* [TASK INSTRUCTIONS]: Find and copy every line in the records that includes the string "name".

>> begin

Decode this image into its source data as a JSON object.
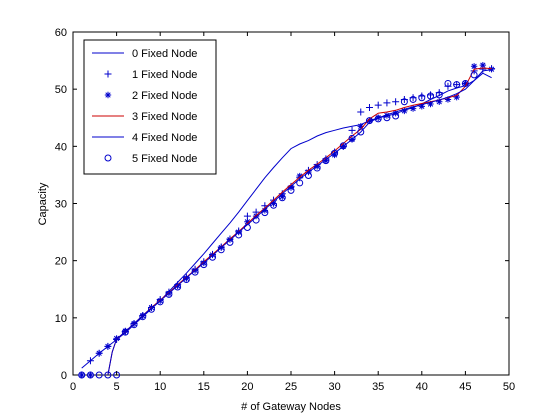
{
  "chart_data": {
    "type": "line",
    "title": "",
    "xlabel": "# of Gateway Nodes",
    "ylabel": "Capacity",
    "xlim": [
      0,
      50
    ],
    "ylim": [
      0,
      60
    ],
    "xticks": [
      0,
      5,
      10,
      15,
      20,
      25,
      30,
      35,
      40,
      45,
      50
    ],
    "yticks": [
      0,
      10,
      20,
      30,
      40,
      50,
      60
    ],
    "grid": false,
    "legend_position": "top-left",
    "series": [
      {
        "name": "0 Fixed Node",
        "style": "line",
        "color": "#0000cc",
        "points": [
          [
            1,
            1.2
          ],
          [
            2,
            2.5
          ],
          [
            3,
            3.8
          ],
          [
            4,
            5.0
          ],
          [
            5,
            6.2
          ],
          [
            6,
            7.4
          ],
          [
            7,
            8.8
          ],
          [
            8,
            10.2
          ],
          [
            9,
            11.6
          ],
          [
            10,
            13.0
          ],
          [
            11,
            14.6
          ],
          [
            12,
            16.2
          ],
          [
            13,
            17.8
          ],
          [
            14,
            19.5
          ],
          [
            15,
            21.2
          ],
          [
            16,
            23.0
          ],
          [
            17,
            24.8
          ],
          [
            18,
            26.6
          ],
          [
            19,
            28.5
          ],
          [
            20,
            30.5
          ],
          [
            21,
            32.5
          ],
          [
            22,
            34.5
          ],
          [
            23,
            36.3
          ],
          [
            24,
            38.0
          ],
          [
            25,
            39.6
          ],
          [
            26,
            40.4
          ],
          [
            27,
            41.0
          ],
          [
            28,
            41.8
          ],
          [
            29,
            42.4
          ],
          [
            30,
            42.8
          ],
          [
            31,
            43.2
          ],
          [
            32,
            43.5
          ],
          [
            33,
            43.8
          ],
          [
            34,
            44.5
          ],
          [
            35,
            45.0
          ],
          [
            36,
            45.3
          ],
          [
            37,
            45.7
          ],
          [
            38,
            46.3
          ],
          [
            39,
            46.8
          ],
          [
            40,
            47.4
          ],
          [
            41,
            48.2
          ],
          [
            42,
            48.9
          ],
          [
            43,
            49.7
          ],
          [
            44,
            50.2
          ],
          [
            45,
            50.6
          ],
          [
            46,
            51.5
          ],
          [
            47,
            52.8
          ],
          [
            48,
            52.0
          ]
        ]
      },
      {
        "name": "1 Fixed Node",
        "style": "marker-plus",
        "color": "#0000cc",
        "points": [
          [
            1,
            0
          ],
          [
            2,
            2.5
          ],
          [
            3,
            3.8
          ],
          [
            4,
            5.0
          ],
          [
            5,
            6.2
          ],
          [
            6,
            7.6
          ],
          [
            7,
            9.0
          ],
          [
            8,
            10.4
          ],
          [
            9,
            11.8
          ],
          [
            10,
            13.2
          ],
          [
            11,
            14.5
          ],
          [
            12,
            15.8
          ],
          [
            13,
            17.1
          ],
          [
            14,
            18.5
          ],
          [
            15,
            19.8
          ],
          [
            16,
            21.1
          ],
          [
            17,
            22.4
          ],
          [
            18,
            23.8
          ],
          [
            19,
            25.2
          ],
          [
            20,
            27.8
          ],
          [
            21,
            28.5
          ],
          [
            22,
            29.6
          ],
          [
            23,
            30.6
          ],
          [
            24,
            31.7
          ],
          [
            25,
            33.0
          ],
          [
            26,
            34.5
          ],
          [
            27,
            35.8
          ],
          [
            28,
            36.8
          ],
          [
            29,
            37.8
          ],
          [
            30,
            39.0
          ],
          [
            31,
            40.0
          ],
          [
            32,
            42.8
          ],
          [
            33,
            46.0
          ],
          [
            34,
            46.8
          ],
          [
            35,
            47.2
          ],
          [
            36,
            47.6
          ],
          [
            37,
            47.8
          ],
          [
            38,
            48.2
          ],
          [
            39,
            48.5
          ],
          [
            40,
            48.8
          ],
          [
            41,
            49.0
          ],
          [
            42,
            49.4
          ],
          [
            43,
            50.5
          ],
          [
            44,
            50.8
          ],
          [
            45,
            51.0
          ],
          [
            46,
            53.2
          ],
          [
            47,
            53.5
          ],
          [
            48,
            53.6
          ]
        ]
      },
      {
        "name": "2 Fixed Node",
        "style": "marker-star",
        "color": "#0000cc",
        "points": [
          [
            1,
            0
          ],
          [
            2,
            0
          ],
          [
            3,
            3.8
          ],
          [
            4,
            5.0
          ],
          [
            5,
            6.4
          ],
          [
            6,
            7.7
          ],
          [
            7,
            9.0
          ],
          [
            8,
            10.4
          ],
          [
            9,
            11.8
          ],
          [
            10,
            13.0
          ],
          [
            11,
            14.3
          ],
          [
            12,
            15.6
          ],
          [
            13,
            16.9
          ],
          [
            14,
            18.3
          ],
          [
            15,
            19.6
          ],
          [
            16,
            21.0
          ],
          [
            17,
            22.3
          ],
          [
            18,
            23.7
          ],
          [
            19,
            25.0
          ],
          [
            20,
            26.8
          ],
          [
            21,
            27.8
          ],
          [
            22,
            28.8
          ],
          [
            23,
            30.0
          ],
          [
            24,
            31.2
          ],
          [
            25,
            32.8
          ],
          [
            26,
            34.8
          ],
          [
            27,
            35.5
          ],
          [
            28,
            36.5
          ],
          [
            29,
            37.5
          ],
          [
            30,
            38.5
          ],
          [
            31,
            40.0
          ],
          [
            32,
            41.2
          ],
          [
            33,
            43.5
          ],
          [
            34,
            44.5
          ],
          [
            35,
            45.0
          ],
          [
            36,
            45.4
          ],
          [
            37,
            45.8
          ],
          [
            38,
            46.2
          ],
          [
            39,
            46.6
          ],
          [
            40,
            47.0
          ],
          [
            41,
            47.4
          ],
          [
            42,
            47.8
          ],
          [
            43,
            48.2
          ],
          [
            44,
            48.6
          ],
          [
            45,
            51.0
          ],
          [
            46,
            54.0
          ],
          [
            47,
            54.2
          ],
          [
            48,
            53.5
          ]
        ]
      },
      {
        "name": "3 Fixed Node",
        "style": "line",
        "color": "#cc0000",
        "points": [
          [
            4,
            0
          ],
          [
            4.5,
            4.0
          ],
          [
            5,
            6.3
          ],
          [
            6,
            7.6
          ],
          [
            7,
            9.0
          ],
          [
            8,
            10.4
          ],
          [
            9,
            11.8
          ],
          [
            10,
            13.1
          ],
          [
            11,
            14.4
          ],
          [
            12,
            15.8
          ],
          [
            13,
            17.1
          ],
          [
            14,
            18.4
          ],
          [
            15,
            19.8
          ],
          [
            16,
            21.1
          ],
          [
            17,
            22.4
          ],
          [
            18,
            23.8
          ],
          [
            19,
            25.1
          ],
          [
            20,
            26.5
          ],
          [
            21,
            27.9
          ],
          [
            22,
            29.2
          ],
          [
            23,
            30.6
          ],
          [
            24,
            32.0
          ],
          [
            25,
            33.3
          ],
          [
            26,
            34.6
          ],
          [
            27,
            35.8
          ],
          [
            28,
            36.9
          ],
          [
            29,
            38.0
          ],
          [
            30,
            39.2
          ],
          [
            31,
            40.5
          ],
          [
            32,
            41.8
          ],
          [
            33,
            43.0
          ],
          [
            34,
            44.8
          ],
          [
            35,
            45.8
          ],
          [
            36,
            46.0
          ],
          [
            37,
            46.3
          ],
          [
            38,
            46.8
          ],
          [
            39,
            47.2
          ],
          [
            40,
            47.5
          ],
          [
            41,
            47.8
          ],
          [
            42,
            48.1
          ],
          [
            43,
            48.5
          ],
          [
            44,
            48.9
          ],
          [
            45,
            50.5
          ],
          [
            46,
            53.5
          ],
          [
            47,
            53.7
          ],
          [
            48,
            53.6
          ]
        ]
      },
      {
        "name": "4 Fixed Node",
        "style": "line",
        "color": "#0000cc",
        "points": [
          [
            4,
            0
          ],
          [
            4.5,
            4.0
          ],
          [
            5,
            6.3
          ],
          [
            6,
            7.6
          ],
          [
            7,
            9.0
          ],
          [
            8,
            10.4
          ],
          [
            9,
            11.7
          ],
          [
            10,
            13.0
          ],
          [
            11,
            14.3
          ],
          [
            12,
            15.6
          ],
          [
            13,
            17.0
          ],
          [
            14,
            18.3
          ],
          [
            15,
            19.6
          ],
          [
            16,
            20.9
          ],
          [
            17,
            22.3
          ],
          [
            18,
            23.6
          ],
          [
            19,
            25.0
          ],
          [
            20,
            26.3
          ],
          [
            21,
            27.6
          ],
          [
            22,
            29.0
          ],
          [
            23,
            30.3
          ],
          [
            24,
            31.7
          ],
          [
            25,
            33.0
          ],
          [
            26,
            34.3
          ],
          [
            27,
            35.5
          ],
          [
            28,
            36.6
          ],
          [
            29,
            37.7
          ],
          [
            30,
            38.8
          ],
          [
            31,
            40.0
          ],
          [
            32,
            41.2
          ],
          [
            33,
            42.5
          ],
          [
            34,
            44.2
          ],
          [
            35,
            45.0
          ],
          [
            36,
            45.5
          ],
          [
            37,
            46.0
          ],
          [
            38,
            46.5
          ],
          [
            39,
            46.9
          ],
          [
            40,
            47.3
          ],
          [
            41,
            47.7
          ],
          [
            42,
            48.1
          ],
          [
            43,
            48.6
          ],
          [
            44,
            49.2
          ],
          [
            45,
            50.0
          ],
          [
            46,
            51.5
          ],
          [
            47,
            53.2
          ],
          [
            48,
            53.4
          ]
        ]
      },
      {
        "name": "5 Fixed Node",
        "style": "marker-circle",
        "color": "#0000cc",
        "points": [
          [
            1,
            0
          ],
          [
            2,
            0
          ],
          [
            3,
            0
          ],
          [
            4,
            0
          ],
          [
            5,
            0
          ],
          [
            6,
            7.5
          ],
          [
            7,
            8.8
          ],
          [
            8,
            10.2
          ],
          [
            9,
            11.5
          ],
          [
            10,
            12.8
          ],
          [
            11,
            14.1
          ],
          [
            12,
            15.4
          ],
          [
            13,
            16.7
          ],
          [
            14,
            18.0
          ],
          [
            15,
            19.3
          ],
          [
            16,
            20.6
          ],
          [
            17,
            21.9
          ],
          [
            18,
            23.2
          ],
          [
            19,
            24.5
          ],
          [
            20,
            25.8
          ],
          [
            21,
            27.1
          ],
          [
            22,
            28.4
          ],
          [
            23,
            29.7
          ],
          [
            24,
            31.0
          ],
          [
            25,
            32.3
          ],
          [
            26,
            33.6
          ],
          [
            27,
            34.9
          ],
          [
            28,
            36.2
          ],
          [
            29,
            37.5
          ],
          [
            30,
            38.8
          ],
          [
            31,
            40.1
          ],
          [
            32,
            41.4
          ],
          [
            33,
            42.5
          ],
          [
            34,
            44.5
          ],
          [
            35,
            44.8
          ],
          [
            36,
            45.0
          ],
          [
            37,
            45.3
          ],
          [
            38,
            47.8
          ],
          [
            39,
            48.2
          ],
          [
            40,
            48.5
          ],
          [
            41,
            48.8
          ],
          [
            42,
            49.0
          ],
          [
            43,
            51.0
          ],
          [
            44,
            50.8
          ],
          [
            45,
            51.0
          ],
          [
            46,
            52.5
          ]
        ]
      }
    ]
  }
}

>> end

* [COMPLETE OUTPUT]:
        "name": "0 Fixed Node",
        "name": "1 Fixed Node",
        "name": "2 Fixed Node",
        "name": "3 Fixed Node",
        "name": "4 Fixed Node",
        "name": "5 Fixed Node",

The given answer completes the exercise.